#### Data supplied
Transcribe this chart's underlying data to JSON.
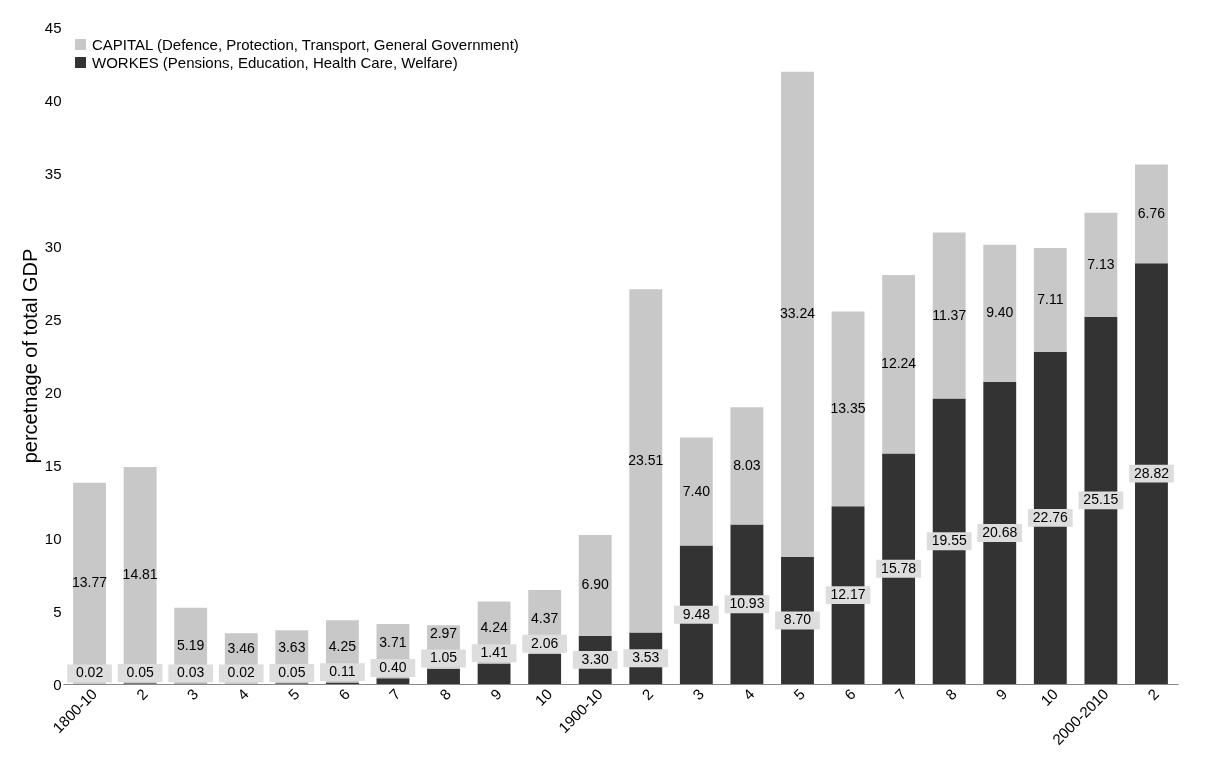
{
  "chart_data": {
    "type": "bar",
    "stacked": true,
    "ylabel": "percetnage of total GDP",
    "categories": [
      "1800-10",
      "2",
      "3",
      "4",
      "5",
      "6",
      "7",
      "8",
      "9",
      "10",
      "1900-10",
      "2",
      "3",
      "4",
      "5",
      "6",
      "7",
      "8",
      "9",
      "10",
      "2000-2010",
      "2"
    ],
    "series": [
      {
        "name": "WORKES (Pensions, Education, Health Care, Welfare)",
        "color": "#333333",
        "values": [
          0.02,
          0.05,
          0.03,
          0.02,
          0.05,
          0.11,
          0.4,
          1.05,
          1.41,
          2.06,
          3.3,
          3.53,
          9.48,
          10.93,
          8.7,
          12.17,
          15.78,
          19.55,
          20.68,
          22.76,
          25.15,
          28.82
        ],
        "value_labels": [
          "0.02",
          "0.05",
          "0.03",
          "0.02",
          "0.05",
          "0.11",
          "0.40",
          "1.05",
          "1.41",
          "2.06",
          "3.30",
          "3.53",
          "9.48",
          "10.93",
          "8.70",
          "12.17",
          "15.78",
          "19.55",
          "20.68",
          "22.76",
          "25.15",
          "28.82"
        ]
      },
      {
        "name": "CAPITAL (Defence, Protection, Transport, General Government)",
        "color": "#c8c8c8",
        "values": [
          13.77,
          14.81,
          5.19,
          3.46,
          3.63,
          4.25,
          3.71,
          2.97,
          4.24,
          4.37,
          6.9,
          23.51,
          7.4,
          8.03,
          33.24,
          13.35,
          12.24,
          11.37,
          9.4,
          7.11,
          7.13,
          6.76
        ],
        "value_labels": [
          "13.77",
          "14.81",
          "5.19",
          "3.46",
          "3.63",
          "4.25",
          "3.71",
          "2.97",
          "4.24",
          "4.37",
          "6.90",
          "23.51",
          "7.40",
          "8.03",
          "33.24",
          "13.35",
          "12.24",
          "11.37",
          "9.40",
          "7.11",
          "7.13",
          "6.76"
        ]
      }
    ],
    "ylim": [
      0,
      45
    ],
    "yticks": [
      0,
      5,
      10,
      15,
      20,
      25,
      30,
      35,
      40,
      45
    ],
    "grid": false,
    "legend": "top left"
  }
}
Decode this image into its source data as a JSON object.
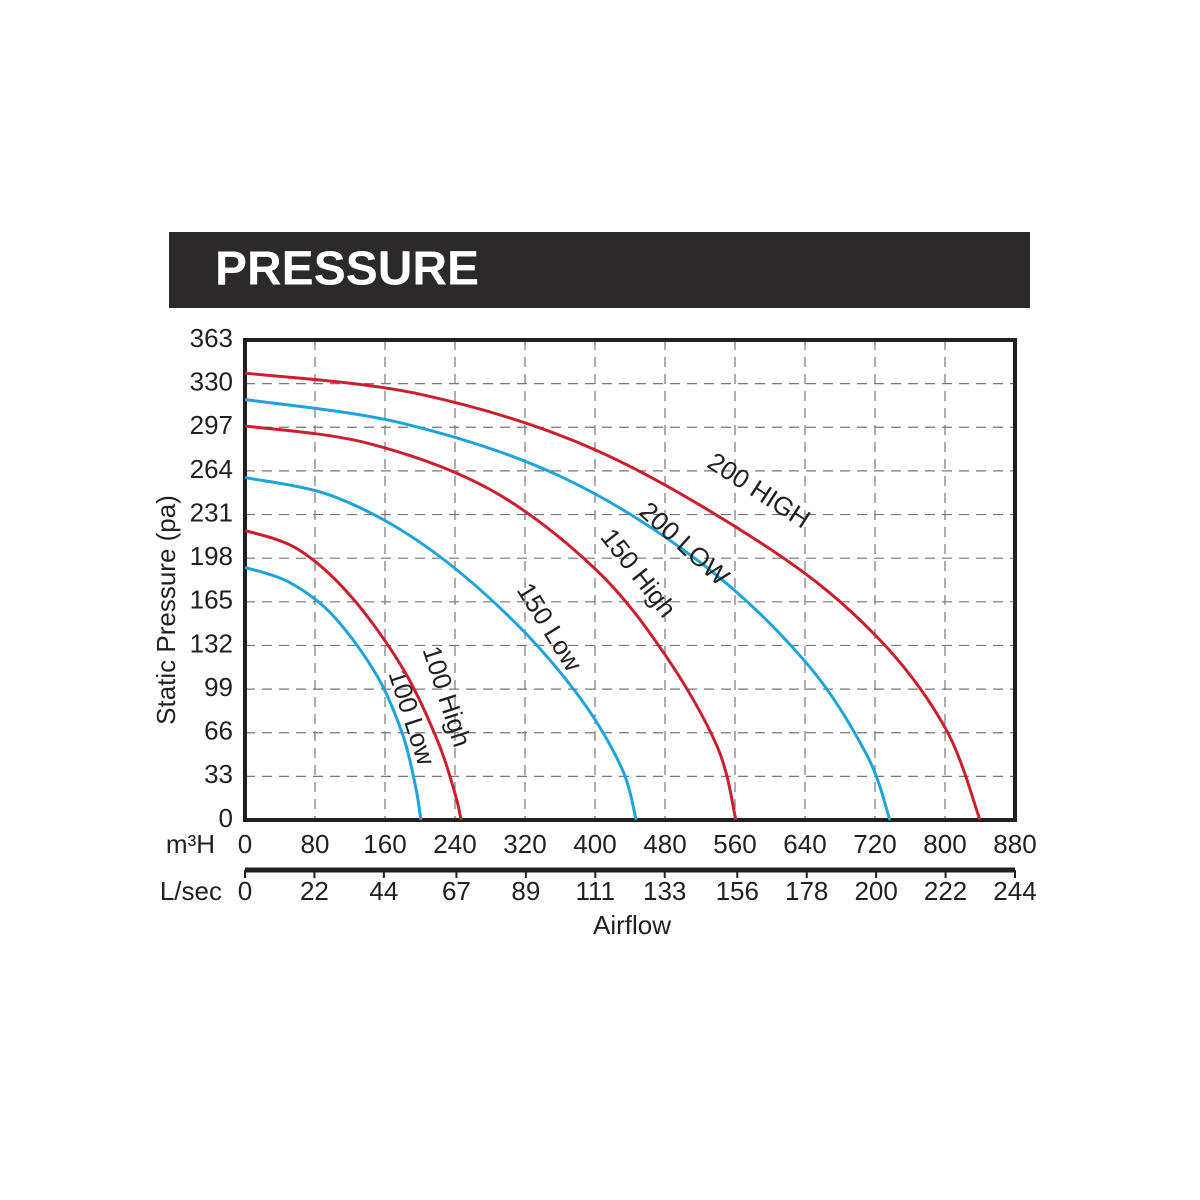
{
  "chart_data": {
    "type": "line",
    "title": "PRESSURE",
    "y_label": "Static Pressure (pa)",
    "x_label": "Airflow",
    "x_unit": "m³H",
    "x2_unit": "L/sec",
    "xlim": [
      0,
      880
    ],
    "xticks": [
      0,
      80,
      160,
      240,
      320,
      400,
      480,
      560,
      640,
      720,
      800,
      880
    ],
    "x2lim": [
      0,
      244
    ],
    "x2ticks": [
      0,
      22,
      44,
      67,
      89,
      111,
      133,
      156,
      178,
      200,
      222,
      244
    ],
    "ylim": [
      0,
      363
    ],
    "yticks": [
      0,
      33,
      66,
      99,
      132,
      165,
      198,
      231,
      264,
      297,
      330,
      363
    ],
    "grid": true,
    "series": [
      {
        "name": "100 Low",
        "color": "#1fa3d8",
        "x": [
          0,
          50,
          100,
          150,
          180,
          195,
          201
        ],
        "values": [
          191,
          180,
          155,
          110,
          65,
          25,
          0
        ]
      },
      {
        "name": "100 High",
        "color": "#c8202f",
        "x": [
          0,
          60,
          120,
          180,
          220,
          240,
          247
        ],
        "values": [
          219,
          205,
          170,
          115,
          60,
          20,
          0
        ]
      },
      {
        "name": "150 Low",
        "color": "#1fa3d8",
        "x": [
          0,
          100,
          200,
          300,
          380,
          430,
          447
        ],
        "values": [
          259,
          245,
          210,
          155,
          95,
          40,
          0
        ]
      },
      {
        "name": "150 High",
        "color": "#c8202f",
        "x": [
          0,
          140,
          280,
          400,
          480,
          540,
          561
        ],
        "values": [
          298,
          285,
          250,
          190,
          125,
          55,
          0
        ]
      },
      {
        "name": "200 LOW",
        "color": "#1fa3d8",
        "x": [
          0,
          180,
          360,
          520,
          640,
          710,
          737
        ],
        "values": [
          318,
          300,
          260,
          195,
          120,
          50,
          0
        ]
      },
      {
        "name": "200 HIGH",
        "color": "#c8202f",
        "x": [
          0,
          200,
          400,
          600,
          720,
          800,
          840
        ],
        "values": [
          338,
          322,
          280,
          205,
          140,
          70,
          0
        ]
      }
    ]
  }
}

#### What is expected
Using the listing above, pull out all lines that hold the word "name".

#### Written solution
        "name": "WORKES (Pensions, Education, Health Care, Welfare)",
        "name": "CAPITAL (Defence, Protection, Transport, General Government)",
        "name": "100 Low",
        "name": "100 High",
        "name": "150 Low",
        "name": "150 High",
        "name": "200 LOW",
        "name": "200 HIGH",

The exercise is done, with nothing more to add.